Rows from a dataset
»»
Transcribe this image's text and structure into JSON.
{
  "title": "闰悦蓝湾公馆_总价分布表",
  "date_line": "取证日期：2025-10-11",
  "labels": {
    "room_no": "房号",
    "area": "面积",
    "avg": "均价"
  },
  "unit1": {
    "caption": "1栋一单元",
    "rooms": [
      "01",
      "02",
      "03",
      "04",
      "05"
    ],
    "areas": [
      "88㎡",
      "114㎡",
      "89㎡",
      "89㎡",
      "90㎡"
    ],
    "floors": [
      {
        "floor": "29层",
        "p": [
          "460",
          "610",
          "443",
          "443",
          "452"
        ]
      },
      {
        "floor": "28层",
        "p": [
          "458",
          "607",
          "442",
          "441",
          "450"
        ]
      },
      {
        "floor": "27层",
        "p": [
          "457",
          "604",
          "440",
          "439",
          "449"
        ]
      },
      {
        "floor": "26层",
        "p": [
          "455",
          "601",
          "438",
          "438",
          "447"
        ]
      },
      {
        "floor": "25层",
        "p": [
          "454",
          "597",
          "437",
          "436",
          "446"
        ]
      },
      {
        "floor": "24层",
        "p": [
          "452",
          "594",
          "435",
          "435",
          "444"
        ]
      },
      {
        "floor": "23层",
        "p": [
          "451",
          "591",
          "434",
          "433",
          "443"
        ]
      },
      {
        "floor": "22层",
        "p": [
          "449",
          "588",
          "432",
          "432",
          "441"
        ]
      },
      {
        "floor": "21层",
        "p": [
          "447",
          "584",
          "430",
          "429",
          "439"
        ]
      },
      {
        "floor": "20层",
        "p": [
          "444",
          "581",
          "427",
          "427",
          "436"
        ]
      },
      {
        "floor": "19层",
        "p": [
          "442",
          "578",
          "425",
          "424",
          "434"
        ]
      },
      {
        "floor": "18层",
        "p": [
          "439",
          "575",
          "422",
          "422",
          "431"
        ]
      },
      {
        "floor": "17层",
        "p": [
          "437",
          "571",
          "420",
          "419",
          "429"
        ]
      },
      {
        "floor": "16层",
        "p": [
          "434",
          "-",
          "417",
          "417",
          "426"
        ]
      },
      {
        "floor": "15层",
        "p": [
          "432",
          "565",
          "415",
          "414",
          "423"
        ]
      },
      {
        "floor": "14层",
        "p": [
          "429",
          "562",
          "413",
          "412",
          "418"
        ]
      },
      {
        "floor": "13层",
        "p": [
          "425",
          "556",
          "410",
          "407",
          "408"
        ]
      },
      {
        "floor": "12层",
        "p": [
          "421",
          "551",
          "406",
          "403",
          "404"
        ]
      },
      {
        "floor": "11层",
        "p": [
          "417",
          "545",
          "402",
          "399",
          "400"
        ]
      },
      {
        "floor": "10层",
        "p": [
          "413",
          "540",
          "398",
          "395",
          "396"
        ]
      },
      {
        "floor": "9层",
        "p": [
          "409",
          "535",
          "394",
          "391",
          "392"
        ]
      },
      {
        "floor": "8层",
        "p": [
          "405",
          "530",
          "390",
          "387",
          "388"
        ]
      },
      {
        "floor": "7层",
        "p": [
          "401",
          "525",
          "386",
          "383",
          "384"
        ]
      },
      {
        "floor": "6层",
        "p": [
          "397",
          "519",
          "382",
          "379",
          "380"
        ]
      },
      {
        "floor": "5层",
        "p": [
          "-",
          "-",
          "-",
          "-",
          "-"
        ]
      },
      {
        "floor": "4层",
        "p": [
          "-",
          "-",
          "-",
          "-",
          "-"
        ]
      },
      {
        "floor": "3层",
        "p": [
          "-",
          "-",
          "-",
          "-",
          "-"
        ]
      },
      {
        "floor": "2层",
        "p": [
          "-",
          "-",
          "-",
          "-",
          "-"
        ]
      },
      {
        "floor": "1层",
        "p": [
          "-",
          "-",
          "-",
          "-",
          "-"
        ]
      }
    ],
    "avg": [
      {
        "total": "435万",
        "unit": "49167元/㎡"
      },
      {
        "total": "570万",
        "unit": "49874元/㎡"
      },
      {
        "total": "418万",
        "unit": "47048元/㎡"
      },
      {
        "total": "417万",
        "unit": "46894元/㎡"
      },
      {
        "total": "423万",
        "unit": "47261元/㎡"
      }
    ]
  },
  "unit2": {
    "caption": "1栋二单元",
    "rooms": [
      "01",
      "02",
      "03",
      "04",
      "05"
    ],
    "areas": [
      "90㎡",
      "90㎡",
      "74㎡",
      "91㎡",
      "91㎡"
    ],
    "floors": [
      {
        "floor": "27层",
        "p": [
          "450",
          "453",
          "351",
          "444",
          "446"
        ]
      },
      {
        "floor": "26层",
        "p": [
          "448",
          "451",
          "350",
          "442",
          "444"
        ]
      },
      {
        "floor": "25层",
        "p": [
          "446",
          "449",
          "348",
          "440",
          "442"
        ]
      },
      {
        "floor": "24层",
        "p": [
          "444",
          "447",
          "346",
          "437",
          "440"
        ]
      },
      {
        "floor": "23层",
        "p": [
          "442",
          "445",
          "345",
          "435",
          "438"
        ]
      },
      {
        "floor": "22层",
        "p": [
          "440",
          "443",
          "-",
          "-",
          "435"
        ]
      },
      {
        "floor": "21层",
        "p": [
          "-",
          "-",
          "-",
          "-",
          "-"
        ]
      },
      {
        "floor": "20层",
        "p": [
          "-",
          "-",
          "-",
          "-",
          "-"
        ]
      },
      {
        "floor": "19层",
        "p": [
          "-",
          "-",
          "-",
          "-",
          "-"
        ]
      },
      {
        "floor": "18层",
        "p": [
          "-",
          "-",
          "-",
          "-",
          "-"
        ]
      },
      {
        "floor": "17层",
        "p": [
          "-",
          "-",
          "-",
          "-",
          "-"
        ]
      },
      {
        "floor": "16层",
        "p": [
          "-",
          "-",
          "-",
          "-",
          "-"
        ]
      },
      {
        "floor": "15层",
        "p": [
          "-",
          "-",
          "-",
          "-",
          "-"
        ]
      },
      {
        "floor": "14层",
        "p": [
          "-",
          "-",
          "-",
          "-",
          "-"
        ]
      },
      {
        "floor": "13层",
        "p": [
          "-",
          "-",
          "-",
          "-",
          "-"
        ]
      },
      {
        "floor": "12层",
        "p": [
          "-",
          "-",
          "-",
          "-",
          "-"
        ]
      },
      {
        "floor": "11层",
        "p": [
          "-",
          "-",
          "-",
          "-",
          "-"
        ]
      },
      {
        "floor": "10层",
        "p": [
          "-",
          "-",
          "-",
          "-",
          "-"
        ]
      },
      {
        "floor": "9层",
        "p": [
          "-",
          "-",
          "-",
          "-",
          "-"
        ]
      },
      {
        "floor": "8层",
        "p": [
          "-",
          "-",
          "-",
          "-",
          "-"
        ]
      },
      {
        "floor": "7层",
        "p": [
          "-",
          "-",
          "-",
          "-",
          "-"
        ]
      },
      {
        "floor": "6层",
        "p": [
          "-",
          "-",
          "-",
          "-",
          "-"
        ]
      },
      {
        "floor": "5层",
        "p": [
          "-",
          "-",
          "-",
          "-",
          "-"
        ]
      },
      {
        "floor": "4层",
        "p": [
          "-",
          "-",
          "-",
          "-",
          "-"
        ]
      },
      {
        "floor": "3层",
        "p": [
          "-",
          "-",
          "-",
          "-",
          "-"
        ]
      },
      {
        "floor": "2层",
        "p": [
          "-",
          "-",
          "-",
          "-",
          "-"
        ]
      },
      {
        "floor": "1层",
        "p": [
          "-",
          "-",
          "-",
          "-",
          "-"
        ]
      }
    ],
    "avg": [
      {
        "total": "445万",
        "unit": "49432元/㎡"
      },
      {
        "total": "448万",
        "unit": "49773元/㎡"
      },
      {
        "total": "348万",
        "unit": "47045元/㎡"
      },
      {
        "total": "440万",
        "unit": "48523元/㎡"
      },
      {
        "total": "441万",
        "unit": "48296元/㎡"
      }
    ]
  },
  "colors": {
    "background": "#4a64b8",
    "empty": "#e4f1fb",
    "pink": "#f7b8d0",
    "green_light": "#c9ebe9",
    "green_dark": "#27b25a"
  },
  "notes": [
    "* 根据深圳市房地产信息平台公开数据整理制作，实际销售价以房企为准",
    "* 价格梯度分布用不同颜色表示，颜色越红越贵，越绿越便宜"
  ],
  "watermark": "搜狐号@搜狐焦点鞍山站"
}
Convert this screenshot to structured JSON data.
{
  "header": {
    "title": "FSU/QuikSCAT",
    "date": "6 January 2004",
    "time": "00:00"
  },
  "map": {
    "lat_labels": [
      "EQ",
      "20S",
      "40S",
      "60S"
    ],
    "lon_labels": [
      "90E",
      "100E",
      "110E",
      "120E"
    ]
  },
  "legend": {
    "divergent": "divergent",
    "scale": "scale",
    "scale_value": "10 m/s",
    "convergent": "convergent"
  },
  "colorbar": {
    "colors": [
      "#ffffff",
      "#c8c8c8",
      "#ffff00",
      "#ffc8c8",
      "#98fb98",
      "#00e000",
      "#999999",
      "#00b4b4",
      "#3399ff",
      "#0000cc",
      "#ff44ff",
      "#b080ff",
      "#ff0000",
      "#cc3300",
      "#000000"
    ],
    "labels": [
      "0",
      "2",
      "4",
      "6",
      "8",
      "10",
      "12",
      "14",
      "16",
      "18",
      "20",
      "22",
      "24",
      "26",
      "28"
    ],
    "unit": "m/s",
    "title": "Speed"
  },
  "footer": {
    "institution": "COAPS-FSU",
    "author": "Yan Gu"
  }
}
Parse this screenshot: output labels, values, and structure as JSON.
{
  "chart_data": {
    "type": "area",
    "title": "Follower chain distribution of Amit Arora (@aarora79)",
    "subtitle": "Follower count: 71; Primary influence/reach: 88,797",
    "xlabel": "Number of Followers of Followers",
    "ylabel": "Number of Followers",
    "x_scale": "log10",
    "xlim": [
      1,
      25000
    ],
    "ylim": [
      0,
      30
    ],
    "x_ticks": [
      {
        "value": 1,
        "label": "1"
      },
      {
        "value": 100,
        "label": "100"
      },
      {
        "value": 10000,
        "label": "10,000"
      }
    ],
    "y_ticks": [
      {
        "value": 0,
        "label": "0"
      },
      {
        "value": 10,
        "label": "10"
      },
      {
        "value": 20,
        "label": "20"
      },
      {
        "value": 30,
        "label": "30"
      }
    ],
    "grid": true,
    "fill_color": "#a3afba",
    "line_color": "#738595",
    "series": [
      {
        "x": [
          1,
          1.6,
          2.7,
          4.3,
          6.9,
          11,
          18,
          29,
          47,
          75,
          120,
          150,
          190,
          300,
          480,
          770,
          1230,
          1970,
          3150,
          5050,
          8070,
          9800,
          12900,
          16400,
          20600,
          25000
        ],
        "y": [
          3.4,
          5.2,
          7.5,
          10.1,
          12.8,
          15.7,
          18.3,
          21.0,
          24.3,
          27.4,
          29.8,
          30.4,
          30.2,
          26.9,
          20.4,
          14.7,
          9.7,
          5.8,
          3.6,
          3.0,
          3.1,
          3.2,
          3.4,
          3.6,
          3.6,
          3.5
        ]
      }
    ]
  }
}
««
**WHAT TO DO**
Provide only the count of lines in the data above that include the string "JSON".

**OUTPUT**
3